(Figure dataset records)
======

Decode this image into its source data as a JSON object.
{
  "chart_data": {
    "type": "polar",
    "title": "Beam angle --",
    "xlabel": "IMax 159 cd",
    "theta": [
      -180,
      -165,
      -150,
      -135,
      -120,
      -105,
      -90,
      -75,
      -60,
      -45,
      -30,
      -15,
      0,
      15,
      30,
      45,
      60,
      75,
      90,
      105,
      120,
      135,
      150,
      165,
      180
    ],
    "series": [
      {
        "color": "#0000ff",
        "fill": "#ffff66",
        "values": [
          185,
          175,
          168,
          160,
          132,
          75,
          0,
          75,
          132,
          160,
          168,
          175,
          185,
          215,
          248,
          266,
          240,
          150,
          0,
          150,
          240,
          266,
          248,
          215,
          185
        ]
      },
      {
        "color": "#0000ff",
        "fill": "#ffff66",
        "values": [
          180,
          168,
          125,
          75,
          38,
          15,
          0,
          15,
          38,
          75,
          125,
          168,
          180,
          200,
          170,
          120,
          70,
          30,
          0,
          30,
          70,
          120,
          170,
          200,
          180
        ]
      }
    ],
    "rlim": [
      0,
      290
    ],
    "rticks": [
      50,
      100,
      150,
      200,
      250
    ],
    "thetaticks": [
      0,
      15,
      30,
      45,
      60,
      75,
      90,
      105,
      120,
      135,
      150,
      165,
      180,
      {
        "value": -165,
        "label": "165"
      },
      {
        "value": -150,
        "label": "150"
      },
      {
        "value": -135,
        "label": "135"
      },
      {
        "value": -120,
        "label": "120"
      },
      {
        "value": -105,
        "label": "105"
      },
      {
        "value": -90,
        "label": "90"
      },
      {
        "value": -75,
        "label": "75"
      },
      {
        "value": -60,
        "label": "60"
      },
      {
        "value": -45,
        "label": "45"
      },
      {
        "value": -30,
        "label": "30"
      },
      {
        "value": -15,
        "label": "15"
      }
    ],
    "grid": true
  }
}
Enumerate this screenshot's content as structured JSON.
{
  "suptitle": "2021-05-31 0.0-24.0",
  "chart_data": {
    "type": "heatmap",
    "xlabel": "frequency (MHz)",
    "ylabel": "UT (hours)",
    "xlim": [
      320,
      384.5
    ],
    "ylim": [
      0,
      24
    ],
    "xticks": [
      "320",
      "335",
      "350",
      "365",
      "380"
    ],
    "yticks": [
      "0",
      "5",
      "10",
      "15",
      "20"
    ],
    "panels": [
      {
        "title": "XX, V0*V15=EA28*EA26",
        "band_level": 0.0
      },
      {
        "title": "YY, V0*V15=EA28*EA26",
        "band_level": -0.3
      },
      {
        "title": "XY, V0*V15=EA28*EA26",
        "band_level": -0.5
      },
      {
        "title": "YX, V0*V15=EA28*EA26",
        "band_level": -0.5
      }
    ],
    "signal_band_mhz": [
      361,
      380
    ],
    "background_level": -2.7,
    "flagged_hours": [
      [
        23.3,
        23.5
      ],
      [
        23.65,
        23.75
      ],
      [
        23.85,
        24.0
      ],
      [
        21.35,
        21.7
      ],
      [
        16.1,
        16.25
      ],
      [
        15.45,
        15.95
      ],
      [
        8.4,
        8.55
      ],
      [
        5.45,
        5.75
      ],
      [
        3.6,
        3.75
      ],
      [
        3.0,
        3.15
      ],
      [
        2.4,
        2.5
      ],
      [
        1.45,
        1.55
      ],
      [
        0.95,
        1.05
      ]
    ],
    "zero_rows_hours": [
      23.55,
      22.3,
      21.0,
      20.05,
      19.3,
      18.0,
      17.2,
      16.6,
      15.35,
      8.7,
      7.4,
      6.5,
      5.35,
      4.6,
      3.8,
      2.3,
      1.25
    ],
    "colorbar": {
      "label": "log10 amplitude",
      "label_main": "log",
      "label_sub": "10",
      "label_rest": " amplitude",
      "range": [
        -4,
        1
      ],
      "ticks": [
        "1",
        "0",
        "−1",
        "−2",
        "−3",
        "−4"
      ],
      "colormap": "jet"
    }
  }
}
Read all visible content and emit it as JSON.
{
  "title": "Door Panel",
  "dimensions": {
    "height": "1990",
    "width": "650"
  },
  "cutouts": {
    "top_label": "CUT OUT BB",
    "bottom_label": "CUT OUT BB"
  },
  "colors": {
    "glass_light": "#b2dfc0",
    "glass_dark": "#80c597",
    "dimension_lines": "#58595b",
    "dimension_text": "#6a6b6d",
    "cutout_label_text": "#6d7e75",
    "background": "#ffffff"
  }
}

======

> PROBLEM REQUIREMENTS:
Give the number of lines in the entries that hold the word "content", and nothing else.

> EXERCISE OUTPUT:
2